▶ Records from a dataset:
-------------------------

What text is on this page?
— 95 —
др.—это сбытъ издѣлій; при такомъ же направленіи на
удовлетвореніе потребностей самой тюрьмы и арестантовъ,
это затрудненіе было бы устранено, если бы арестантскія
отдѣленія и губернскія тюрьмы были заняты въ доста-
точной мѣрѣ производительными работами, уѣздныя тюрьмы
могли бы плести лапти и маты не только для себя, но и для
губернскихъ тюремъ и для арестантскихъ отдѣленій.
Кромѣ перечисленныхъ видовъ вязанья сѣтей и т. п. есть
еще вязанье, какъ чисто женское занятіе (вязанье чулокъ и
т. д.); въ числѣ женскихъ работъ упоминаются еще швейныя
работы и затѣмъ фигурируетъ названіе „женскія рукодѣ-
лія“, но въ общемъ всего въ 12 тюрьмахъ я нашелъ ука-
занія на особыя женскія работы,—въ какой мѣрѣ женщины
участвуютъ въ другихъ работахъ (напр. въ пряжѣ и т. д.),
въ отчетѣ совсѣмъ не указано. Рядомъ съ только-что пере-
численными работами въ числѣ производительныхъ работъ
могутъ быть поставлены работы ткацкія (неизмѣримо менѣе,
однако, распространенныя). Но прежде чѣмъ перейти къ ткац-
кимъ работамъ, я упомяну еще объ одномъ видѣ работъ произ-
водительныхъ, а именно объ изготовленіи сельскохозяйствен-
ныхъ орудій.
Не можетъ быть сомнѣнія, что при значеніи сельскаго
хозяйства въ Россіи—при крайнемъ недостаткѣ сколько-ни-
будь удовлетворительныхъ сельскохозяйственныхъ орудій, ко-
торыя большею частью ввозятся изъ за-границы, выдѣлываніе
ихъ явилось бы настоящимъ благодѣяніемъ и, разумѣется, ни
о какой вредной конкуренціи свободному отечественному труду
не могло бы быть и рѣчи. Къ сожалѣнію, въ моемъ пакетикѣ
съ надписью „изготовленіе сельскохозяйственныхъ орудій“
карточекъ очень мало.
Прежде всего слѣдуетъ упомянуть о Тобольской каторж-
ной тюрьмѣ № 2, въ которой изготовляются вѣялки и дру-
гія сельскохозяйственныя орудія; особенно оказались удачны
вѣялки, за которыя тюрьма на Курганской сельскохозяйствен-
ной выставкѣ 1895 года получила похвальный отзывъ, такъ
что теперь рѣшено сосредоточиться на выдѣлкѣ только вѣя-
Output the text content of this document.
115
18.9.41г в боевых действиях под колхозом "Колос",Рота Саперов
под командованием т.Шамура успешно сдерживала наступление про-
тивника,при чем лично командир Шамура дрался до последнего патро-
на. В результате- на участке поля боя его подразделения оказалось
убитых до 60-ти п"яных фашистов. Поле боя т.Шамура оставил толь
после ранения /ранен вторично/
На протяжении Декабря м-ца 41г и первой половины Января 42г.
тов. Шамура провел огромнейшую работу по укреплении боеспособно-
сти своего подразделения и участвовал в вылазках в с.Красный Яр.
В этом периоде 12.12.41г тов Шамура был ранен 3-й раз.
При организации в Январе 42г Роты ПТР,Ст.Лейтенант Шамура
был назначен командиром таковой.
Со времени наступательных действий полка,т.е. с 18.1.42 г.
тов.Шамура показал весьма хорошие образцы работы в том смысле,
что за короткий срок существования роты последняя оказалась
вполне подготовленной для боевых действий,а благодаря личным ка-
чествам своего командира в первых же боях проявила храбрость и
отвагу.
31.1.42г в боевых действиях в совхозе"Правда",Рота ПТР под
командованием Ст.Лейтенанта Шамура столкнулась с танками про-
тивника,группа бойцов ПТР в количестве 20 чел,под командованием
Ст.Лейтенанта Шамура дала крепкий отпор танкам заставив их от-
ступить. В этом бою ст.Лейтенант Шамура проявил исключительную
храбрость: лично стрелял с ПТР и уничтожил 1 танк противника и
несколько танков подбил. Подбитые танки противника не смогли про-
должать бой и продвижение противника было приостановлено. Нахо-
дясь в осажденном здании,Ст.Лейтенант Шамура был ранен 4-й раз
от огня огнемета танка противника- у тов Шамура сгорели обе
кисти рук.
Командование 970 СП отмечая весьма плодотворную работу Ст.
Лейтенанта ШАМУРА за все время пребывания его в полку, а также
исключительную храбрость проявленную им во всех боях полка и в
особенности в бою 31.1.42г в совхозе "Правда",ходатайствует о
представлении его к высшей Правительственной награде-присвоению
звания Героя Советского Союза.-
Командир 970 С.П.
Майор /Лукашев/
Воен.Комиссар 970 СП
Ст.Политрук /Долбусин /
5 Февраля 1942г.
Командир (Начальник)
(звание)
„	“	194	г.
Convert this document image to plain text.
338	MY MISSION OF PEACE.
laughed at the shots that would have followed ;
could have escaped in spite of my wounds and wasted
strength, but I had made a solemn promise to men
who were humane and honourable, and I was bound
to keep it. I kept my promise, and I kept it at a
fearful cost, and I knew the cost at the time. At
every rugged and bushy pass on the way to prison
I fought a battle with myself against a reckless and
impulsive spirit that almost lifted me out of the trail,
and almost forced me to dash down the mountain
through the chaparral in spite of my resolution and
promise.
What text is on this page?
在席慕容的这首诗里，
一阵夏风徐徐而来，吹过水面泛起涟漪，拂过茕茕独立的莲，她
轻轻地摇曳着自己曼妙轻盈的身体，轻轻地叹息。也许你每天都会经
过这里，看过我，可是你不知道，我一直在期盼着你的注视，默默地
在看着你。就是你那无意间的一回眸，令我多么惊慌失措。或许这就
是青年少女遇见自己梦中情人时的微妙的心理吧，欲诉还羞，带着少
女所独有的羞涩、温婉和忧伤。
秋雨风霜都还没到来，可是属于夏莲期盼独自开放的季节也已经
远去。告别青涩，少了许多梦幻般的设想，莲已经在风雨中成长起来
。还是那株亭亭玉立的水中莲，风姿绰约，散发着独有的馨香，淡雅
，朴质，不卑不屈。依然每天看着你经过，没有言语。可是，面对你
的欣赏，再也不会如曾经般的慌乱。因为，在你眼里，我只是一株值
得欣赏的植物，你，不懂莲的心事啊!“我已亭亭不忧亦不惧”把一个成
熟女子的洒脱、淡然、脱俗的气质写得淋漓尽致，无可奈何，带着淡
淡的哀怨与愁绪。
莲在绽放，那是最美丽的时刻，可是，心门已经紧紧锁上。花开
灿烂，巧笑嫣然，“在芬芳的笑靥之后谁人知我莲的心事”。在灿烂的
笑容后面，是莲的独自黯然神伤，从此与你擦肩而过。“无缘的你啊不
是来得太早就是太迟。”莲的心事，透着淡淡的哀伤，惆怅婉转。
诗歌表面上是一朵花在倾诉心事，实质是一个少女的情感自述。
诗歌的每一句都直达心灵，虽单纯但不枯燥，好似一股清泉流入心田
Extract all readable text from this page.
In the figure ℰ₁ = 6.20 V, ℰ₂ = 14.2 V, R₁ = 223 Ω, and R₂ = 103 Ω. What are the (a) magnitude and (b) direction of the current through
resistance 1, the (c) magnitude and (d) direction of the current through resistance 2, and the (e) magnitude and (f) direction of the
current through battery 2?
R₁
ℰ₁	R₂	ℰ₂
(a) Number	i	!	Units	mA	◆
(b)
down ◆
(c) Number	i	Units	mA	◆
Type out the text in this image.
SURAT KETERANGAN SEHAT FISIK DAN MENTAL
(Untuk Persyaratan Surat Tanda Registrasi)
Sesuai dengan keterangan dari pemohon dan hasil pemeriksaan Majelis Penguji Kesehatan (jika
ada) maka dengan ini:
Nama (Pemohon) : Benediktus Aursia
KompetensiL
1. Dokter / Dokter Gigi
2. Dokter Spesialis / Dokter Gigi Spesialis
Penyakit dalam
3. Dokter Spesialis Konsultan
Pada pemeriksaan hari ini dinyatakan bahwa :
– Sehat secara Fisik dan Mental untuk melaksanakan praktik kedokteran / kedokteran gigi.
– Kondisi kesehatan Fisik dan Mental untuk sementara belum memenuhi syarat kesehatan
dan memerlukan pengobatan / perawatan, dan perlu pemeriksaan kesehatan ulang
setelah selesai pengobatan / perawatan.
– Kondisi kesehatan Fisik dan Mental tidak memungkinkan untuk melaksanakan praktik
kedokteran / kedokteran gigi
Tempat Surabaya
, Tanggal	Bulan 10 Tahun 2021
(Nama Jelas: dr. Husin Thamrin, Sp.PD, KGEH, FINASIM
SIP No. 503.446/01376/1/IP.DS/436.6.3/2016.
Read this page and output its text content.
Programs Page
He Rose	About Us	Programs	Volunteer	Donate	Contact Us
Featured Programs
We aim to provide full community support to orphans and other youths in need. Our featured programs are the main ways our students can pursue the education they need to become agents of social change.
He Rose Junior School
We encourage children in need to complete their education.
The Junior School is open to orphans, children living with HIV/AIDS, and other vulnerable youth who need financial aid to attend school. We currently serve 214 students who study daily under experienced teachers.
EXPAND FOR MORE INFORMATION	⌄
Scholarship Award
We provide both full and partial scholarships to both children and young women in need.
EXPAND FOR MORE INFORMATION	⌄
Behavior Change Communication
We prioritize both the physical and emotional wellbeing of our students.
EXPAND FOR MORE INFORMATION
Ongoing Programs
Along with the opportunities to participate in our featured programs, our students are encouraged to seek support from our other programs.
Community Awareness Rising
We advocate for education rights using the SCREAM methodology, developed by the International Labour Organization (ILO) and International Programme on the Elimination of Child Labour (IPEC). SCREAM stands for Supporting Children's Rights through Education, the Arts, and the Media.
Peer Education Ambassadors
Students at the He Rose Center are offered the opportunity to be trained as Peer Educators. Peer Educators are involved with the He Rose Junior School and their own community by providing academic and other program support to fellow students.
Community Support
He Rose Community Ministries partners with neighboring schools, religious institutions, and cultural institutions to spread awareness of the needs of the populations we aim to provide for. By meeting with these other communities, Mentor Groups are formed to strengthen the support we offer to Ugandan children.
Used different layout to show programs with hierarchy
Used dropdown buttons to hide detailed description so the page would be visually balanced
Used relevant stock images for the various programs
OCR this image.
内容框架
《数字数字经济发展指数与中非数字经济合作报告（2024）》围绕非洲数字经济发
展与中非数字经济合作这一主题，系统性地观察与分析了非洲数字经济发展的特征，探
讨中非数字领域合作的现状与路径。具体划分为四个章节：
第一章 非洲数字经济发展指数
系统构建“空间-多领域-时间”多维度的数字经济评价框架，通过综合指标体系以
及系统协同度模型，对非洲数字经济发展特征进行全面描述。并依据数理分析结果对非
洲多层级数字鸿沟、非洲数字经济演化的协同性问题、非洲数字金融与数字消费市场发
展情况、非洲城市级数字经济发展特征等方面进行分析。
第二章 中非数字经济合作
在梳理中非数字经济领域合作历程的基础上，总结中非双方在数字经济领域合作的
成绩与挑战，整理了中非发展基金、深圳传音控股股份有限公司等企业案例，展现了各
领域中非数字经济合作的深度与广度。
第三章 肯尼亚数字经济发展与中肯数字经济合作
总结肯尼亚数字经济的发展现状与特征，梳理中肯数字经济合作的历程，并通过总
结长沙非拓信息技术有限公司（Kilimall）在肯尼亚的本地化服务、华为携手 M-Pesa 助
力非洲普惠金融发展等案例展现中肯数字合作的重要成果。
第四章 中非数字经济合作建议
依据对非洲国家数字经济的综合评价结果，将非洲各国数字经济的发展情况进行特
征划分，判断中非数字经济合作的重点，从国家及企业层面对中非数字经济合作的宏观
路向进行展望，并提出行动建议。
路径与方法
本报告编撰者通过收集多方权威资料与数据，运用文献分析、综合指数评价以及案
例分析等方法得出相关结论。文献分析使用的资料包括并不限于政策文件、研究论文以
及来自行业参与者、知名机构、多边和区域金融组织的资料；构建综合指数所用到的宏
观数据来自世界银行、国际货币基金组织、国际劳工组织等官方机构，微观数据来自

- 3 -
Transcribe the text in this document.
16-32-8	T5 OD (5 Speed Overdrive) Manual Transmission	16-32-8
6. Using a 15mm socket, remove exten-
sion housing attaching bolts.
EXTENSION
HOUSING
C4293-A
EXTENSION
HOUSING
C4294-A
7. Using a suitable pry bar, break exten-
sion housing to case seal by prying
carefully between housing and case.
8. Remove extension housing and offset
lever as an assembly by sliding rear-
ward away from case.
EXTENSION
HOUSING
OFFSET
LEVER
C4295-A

-------------------------

▶ WHAT THE TASK ASKS: All lines in the data that contain the word "Лейтенанта" should be copied.

▶ FINISHED TASK:
командованием Ст.Лейтенанта Шамура столкнулась с танками про-
Ст.Лейтенанта Шамура дала крепкий отпор танкам заставив их от-
Лейтенанта ШАМУРА за все время пребывания его в полку, а также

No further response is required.